■ Task inputs
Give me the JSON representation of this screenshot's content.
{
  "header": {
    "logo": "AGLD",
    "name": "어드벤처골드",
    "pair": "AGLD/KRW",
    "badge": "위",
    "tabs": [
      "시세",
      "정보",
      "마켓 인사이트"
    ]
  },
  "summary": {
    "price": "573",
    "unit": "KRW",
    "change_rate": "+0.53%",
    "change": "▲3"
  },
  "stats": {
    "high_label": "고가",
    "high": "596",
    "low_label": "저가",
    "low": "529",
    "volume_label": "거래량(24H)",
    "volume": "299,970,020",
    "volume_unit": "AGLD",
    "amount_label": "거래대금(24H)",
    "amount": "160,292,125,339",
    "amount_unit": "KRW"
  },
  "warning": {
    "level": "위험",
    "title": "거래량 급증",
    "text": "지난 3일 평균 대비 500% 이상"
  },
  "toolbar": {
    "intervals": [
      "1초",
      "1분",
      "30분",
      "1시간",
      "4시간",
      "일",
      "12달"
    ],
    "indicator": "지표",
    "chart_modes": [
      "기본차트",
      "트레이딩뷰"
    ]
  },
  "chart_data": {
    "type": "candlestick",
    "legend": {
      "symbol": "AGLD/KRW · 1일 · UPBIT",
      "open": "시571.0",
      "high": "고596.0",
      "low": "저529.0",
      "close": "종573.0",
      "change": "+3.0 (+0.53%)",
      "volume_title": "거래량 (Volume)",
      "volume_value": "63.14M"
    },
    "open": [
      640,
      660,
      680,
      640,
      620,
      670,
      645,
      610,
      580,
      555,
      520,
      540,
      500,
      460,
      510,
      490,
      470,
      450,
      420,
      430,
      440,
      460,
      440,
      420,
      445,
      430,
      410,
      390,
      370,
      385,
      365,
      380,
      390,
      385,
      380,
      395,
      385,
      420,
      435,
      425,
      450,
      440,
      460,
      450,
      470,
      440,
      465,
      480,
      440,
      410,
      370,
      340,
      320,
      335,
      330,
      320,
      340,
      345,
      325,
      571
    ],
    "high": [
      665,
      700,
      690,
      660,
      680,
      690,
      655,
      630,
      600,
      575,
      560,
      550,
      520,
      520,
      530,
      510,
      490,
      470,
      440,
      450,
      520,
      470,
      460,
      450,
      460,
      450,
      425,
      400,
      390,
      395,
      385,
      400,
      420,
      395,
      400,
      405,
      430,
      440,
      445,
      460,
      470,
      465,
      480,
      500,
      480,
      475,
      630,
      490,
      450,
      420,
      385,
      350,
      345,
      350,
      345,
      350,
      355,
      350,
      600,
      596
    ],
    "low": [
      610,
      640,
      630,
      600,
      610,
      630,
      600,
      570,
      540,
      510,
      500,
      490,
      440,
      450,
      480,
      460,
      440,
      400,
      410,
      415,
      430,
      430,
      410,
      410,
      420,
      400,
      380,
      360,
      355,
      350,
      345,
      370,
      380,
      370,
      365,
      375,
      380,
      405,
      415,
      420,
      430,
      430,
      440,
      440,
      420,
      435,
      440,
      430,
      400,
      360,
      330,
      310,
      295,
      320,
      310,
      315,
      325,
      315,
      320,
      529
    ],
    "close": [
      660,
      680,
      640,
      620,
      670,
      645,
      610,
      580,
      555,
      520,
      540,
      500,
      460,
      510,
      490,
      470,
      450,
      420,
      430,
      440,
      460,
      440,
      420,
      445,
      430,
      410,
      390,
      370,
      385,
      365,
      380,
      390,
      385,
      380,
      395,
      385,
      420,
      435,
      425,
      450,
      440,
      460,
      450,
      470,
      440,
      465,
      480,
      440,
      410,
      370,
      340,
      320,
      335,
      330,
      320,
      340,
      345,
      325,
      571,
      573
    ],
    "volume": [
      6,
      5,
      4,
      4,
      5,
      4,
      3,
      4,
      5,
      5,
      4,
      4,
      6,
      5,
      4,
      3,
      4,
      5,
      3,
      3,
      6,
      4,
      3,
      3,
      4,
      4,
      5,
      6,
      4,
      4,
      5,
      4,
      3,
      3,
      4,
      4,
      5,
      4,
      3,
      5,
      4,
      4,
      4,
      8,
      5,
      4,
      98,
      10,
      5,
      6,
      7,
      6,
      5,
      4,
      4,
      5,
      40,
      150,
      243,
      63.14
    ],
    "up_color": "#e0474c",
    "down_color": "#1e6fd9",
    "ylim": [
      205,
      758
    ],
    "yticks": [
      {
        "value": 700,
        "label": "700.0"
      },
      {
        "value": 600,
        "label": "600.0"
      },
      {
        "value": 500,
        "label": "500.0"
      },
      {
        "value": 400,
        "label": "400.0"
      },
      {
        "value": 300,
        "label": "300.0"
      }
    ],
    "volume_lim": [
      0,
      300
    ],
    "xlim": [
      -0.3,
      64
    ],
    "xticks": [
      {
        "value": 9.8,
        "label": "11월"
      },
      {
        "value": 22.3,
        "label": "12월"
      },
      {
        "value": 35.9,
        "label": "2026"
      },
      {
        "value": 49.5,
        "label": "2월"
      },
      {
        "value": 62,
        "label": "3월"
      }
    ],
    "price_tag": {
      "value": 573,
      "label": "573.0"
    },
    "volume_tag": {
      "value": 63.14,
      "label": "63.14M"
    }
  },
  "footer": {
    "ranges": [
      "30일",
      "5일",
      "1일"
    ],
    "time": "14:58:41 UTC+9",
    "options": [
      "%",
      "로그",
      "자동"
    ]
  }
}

■ What is expected
Each record above should be restated word for word.

■ Solution to this problem
Give me the JSON representation of this screenshot's content.
{
  "header": {
    "logo": "AGLD",
    "name": "어드벤처골드",
    "pair": "AGLD/KRW",
    "badge": "위",
    "tabs": [
      "시세",
      "정보",
      "마켓 인사이트"
    ]
  },
  "summary": {
    "price": "573",
    "unit": "KRW",
    "change_rate": "+0.53%",
    "change": "▲3"
  },
  "stats": {
    "high_label": "고가",
    "high": "596",
    "low_label": "저가",
    "low": "529",
    "volume_label": "거래량(24H)",
    "volume": "299,970,020",
    "volume_unit": "AGLD",
    "amount_label": "거래대금(24H)",
    "amount": "160,292,125,339",
    "amount_unit": "KRW"
  },
  "warning": {
    "level": "위험",
    "title": "거래량 급증",
    "text": "지난 3일 평균 대비 500% 이상"
  },
  "toolbar": {
    "intervals": [
      "1초",
      "1분",
      "30분",
      "1시간",
      "4시간",
      "일",
      "12달"
    ],
    "indicator": "지표",
    "chart_modes": [
      "기본차트",
      "트레이딩뷰"
    ]
  },
  "chart_data": {
    "type": "candlestick",
    "legend": {
      "symbol": "AGLD/KRW · 1일 · UPBIT",
      "open": "시571.0",
      "high": "고596.0",
      "low": "저529.0",
      "close": "종573.0",
      "change": "+3.0 (+0.53%)",
      "volume_title": "거래량 (Volume)",
      "volume_value": "63.14M"
    },
    "open": [
      640,
      660,
      680,
      640,
      620,
      670,
      645,
      610,
      580,
      555,
      520,
      540,
      500,
      460,
      510,
      490,
      470,
      450,
      420,
      430,
      440,
      460,
      440,
      420,
      445,
      430,
      410,
      390,
      370,
      385,
      365,
      380,
      390,
      385,
      380,
      395,
      385,
      420,
      435,
      425,
      450,
      440,
      460,
      450,
      470,
      440,
      465,
      480,
      440,
      410,
      370,
      340,
      320,
      335,
      330,
      320,
      340,
      345,
      325,
      571
    ],
    "high": [
      665,
      700,
      690,
      660,
      680,
      690,
      655,
      630,
      600,
      575,
      560,
      550,
      520,
      520,
      530,
      510,
      490,
      470,
      440,
      450,
      520,
      470,
      460,
      450,
      460,
      450,
      425,
      400,
      390,
      395,
      385,
      400,
      420,
      395,
      400,
      405,
      430,
      440,
      445,
      460,
      470,
      465,
      480,
      500,
      480,
      475,
      630,
      490,
      450,
      420,
      385,
      350,
      345,
      350,
      345,
      350,
      355,
      350,
      600,
      596
    ],
    "low": [
      610,
      640,
      630,
      600,
      610,
      630,
      600,
      570,
      540,
      510,
      500,
      490,
      440,
      450,
      480,
      460,
      440,
      400,
      410,
      415,
      430,
      430,
      410,
      410,
      420,
      400,
      380,
      360,
      355,
      350,
      345,
      370,
      380,
      370,
      365,
      375,
      380,
      405,
      415,
      420,
      430,
      430,
      440,
      440,
      420,
      435,
      440,
      430,
      400,
      360,
      330,
      310,
      295,
      320,
      310,
      315,
      325,
      315,
      320,
      529
    ],
    "close": [
      660,
      680,
      640,
      620,
      670,
      645,
      610,
      580,
      555,
      520,
      540,
      500,
      460,
      510,
      490,
      470,
      450,
      420,
      430,
      440,
      460,
      440,
      420,
      445,
      430,
      410,
      390,
      370,
      385,
      365,
      380,
      390,
      385,
      380,
      395,
      385,
      420,
      435,
      425,
      450,
      440,
      460,
      450,
      470,
      440,
      465,
      480,
      440,
      410,
      370,
      340,
      320,
      335,
      330,
      320,
      340,
      345,
      325,
      571,
      573
    ],
    "volume": [
      6,
      5,
      4,
      4,
      5,
      4,
      3,
      4,
      5,
      5,
      4,
      4,
      6,
      5,
      4,
      3,
      4,
      5,
      3,
      3,
      6,
      4,
      3,
      3,
      4,
      4,
      5,
      6,
      4,
      4,
      5,
      4,
      3,
      3,
      4,
      4,
      5,
      4,
      3,
      5,
      4,
      4,
      4,
      8,
      5,
      4,
      98,
      10,
      5,
      6,
      7,
      6,
      5,
      4,
      4,
      5,
      40,
      150,
      243,
      63.14
    ],
    "up_color": "#e0474c",
    "down_color": "#1e6fd9",
    "ylim": [
      205,
      758
    ],
    "yticks": [
      {
        "value": 700,
        "label": "700.0"
      },
      {
        "value": 600,
        "label": "600.0"
      },
      {
        "value": 500,
        "label": "500.0"
      },
      {
        "value": 400,
        "label": "400.0"
      },
      {
        "value": 300,
        "label": "300.0"
      }
    ],
    "volume_lim": [
      0,
      300
    ],
    "xlim": [
      -0.3,
      64
    ],
    "xticks": [
      {
        "value": 9.8,
        "label": "11월"
      },
      {
        "value": 22.3,
        "label": "12월"
      },
      {
        "value": 35.9,
        "label": "2026"
      },
      {
        "value": 49.5,
        "label": "2월"
      },
      {
        "value": 62,
        "label": "3월"
      }
    ],
    "price_tag": {
      "value": 573,
      "label": "573.0"
    },
    "volume_tag": {
      "value": 63.14,
      "label": "63.14M"
    }
  },
  "footer": {
    "ranges": [
      "30일",
      "5일",
      "1일"
    ],
    "time": "14:58:41 UTC+9",
    "options": [
      "%",
      "로그",
      "자동"
    ]
  }
}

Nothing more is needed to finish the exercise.